» **STATED EXERCISE**:
Search the material below for the word "связанных" and copy every line in which it occurs.

» **TASK DATA**:
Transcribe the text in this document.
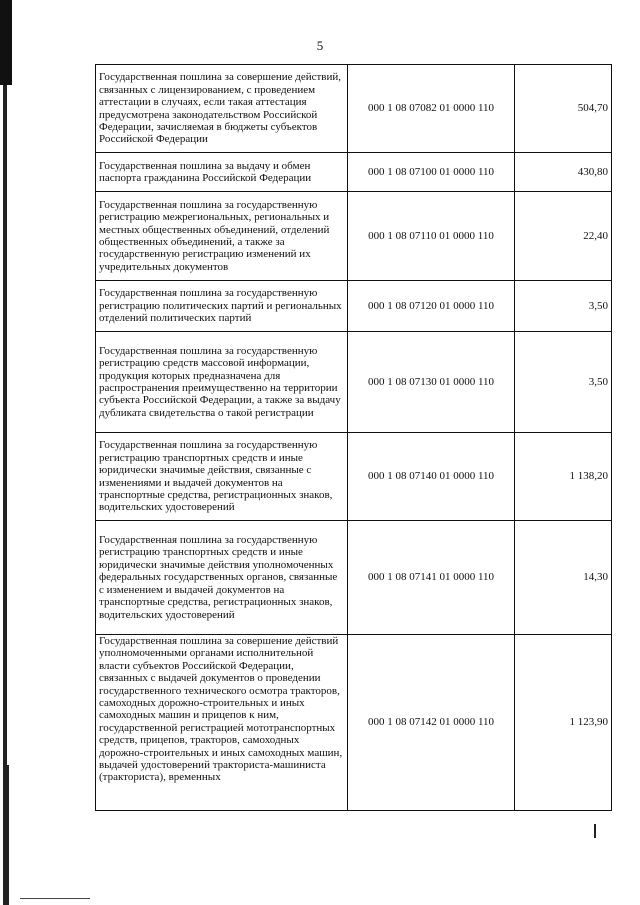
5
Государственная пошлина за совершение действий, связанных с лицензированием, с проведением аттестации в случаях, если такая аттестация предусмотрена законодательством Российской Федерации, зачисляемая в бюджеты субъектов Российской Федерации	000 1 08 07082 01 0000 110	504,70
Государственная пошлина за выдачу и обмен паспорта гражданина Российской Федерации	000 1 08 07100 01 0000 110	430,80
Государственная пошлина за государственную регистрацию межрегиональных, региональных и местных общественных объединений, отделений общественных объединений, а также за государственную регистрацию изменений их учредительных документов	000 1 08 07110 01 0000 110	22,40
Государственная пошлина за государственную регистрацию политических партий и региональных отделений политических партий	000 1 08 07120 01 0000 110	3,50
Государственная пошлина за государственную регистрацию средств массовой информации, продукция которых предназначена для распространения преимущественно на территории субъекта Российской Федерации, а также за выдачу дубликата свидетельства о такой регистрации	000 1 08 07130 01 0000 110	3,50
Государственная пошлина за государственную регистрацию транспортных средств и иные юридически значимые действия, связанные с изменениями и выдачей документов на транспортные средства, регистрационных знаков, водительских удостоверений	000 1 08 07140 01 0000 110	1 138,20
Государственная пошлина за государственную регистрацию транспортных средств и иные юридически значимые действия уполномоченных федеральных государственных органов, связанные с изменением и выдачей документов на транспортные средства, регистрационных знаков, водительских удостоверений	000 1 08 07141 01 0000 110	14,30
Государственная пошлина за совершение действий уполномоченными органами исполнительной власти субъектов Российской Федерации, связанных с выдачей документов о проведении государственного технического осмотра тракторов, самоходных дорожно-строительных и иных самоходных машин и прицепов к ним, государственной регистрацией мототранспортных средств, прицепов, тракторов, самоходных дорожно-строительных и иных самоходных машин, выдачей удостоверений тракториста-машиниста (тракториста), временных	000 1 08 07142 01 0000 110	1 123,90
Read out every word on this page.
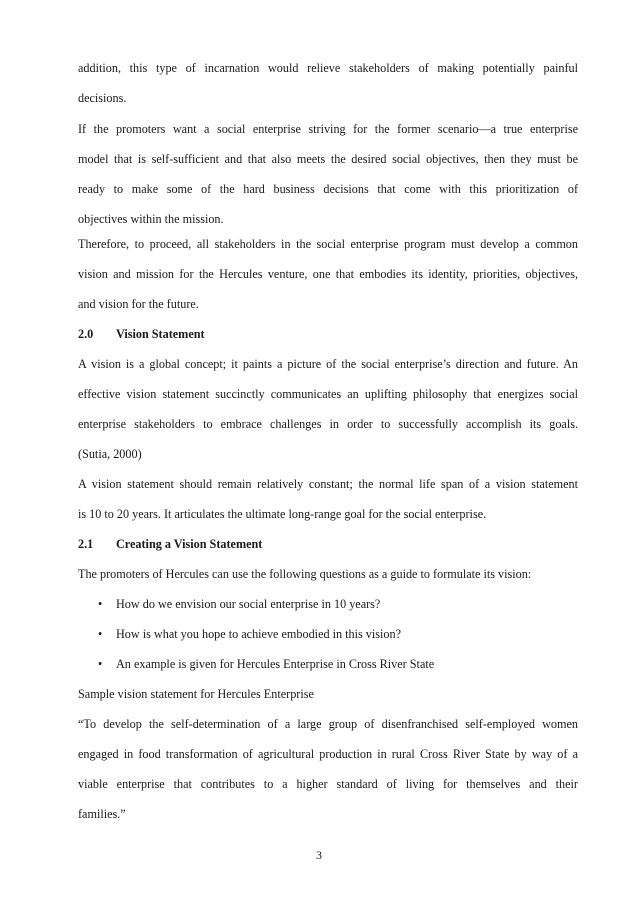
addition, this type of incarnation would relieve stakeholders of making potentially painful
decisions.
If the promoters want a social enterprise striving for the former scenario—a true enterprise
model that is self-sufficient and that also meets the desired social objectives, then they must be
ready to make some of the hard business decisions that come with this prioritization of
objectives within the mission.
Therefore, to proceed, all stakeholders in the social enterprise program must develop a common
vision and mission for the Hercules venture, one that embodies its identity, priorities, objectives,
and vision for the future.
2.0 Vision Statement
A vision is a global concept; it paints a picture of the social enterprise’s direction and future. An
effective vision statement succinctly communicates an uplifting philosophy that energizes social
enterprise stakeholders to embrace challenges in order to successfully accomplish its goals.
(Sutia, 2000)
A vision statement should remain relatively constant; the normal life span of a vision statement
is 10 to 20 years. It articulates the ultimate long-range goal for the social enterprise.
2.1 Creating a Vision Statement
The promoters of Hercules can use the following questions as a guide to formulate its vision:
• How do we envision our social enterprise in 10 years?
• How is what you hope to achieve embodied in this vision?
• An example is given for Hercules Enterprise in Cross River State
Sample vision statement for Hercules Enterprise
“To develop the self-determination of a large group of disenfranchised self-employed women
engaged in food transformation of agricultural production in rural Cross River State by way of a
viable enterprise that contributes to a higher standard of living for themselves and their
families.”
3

» **RESPONSE TO THIS EXERCISE**:
Государственная пошлина за совершение действий, связанных с лицензированием, с проведением аттестации в случаях, если такая аттестация предусмотрена законодательством Российской Федерации, зачисляемая в бюджеты субъектов Российской Федерации	000 1 08 07082 01 0000 110	504,70
Государственная пошлина за совершение действий уполномоченными органами исполнительной власти субъектов Российской Федерации, связанных с выдачей документов о проведении государственного технического осмотра тракторов, самоходных дорожно-строительных и иных самоходных машин и прицепов к ним, государственной регистрацией мототранспортных средств, прицепов, тракторов, самоходных дорожно-строительных и иных самоходных машин, выдачей удостоверений тракториста-машиниста (тракториста), временных	000 1 08 07142 01 0000 110	1 123,90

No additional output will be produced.